[START]
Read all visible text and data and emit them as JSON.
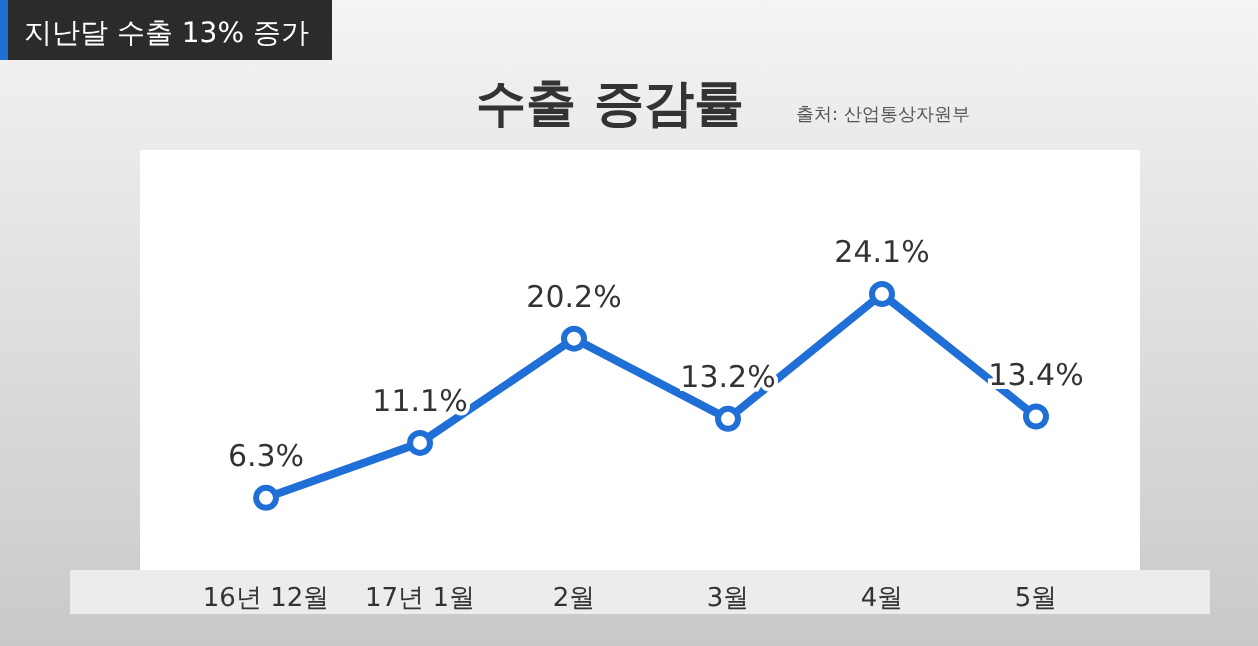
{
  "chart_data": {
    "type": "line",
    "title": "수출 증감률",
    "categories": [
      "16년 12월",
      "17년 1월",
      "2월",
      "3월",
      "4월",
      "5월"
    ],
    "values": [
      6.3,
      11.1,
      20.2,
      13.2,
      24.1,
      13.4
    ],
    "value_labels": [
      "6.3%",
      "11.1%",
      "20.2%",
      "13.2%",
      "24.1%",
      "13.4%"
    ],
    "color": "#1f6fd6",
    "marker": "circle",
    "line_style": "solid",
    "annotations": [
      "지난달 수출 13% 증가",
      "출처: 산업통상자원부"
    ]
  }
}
[END]
Pictures in the records above are not copied; print everything else exactly.

Read all visible text and data and emit them as JSON.
{
  "chart_data": {
    "type": "line",
    "title": "수출 증감률",
    "categories": [
      "16년 12월",
      "17년 1월",
      "2월",
      "3월",
      "4월",
      "5월"
    ],
    "values": [
      6.3,
      11.1,
      20.2,
      13.2,
      24.1,
      13.4
    ],
    "value_labels": [
      "6.3%",
      "11.1%",
      "20.2%",
      "13.2%",
      "24.1%",
      "13.4%"
    ],
    "color": "#1f6fd6",
    "marker": "circle",
    "line_style": "solid",
    "annotations": [
      "지난달 수출 13% 증가",
      "출처: 산업통상자원부"
    ]
  }
}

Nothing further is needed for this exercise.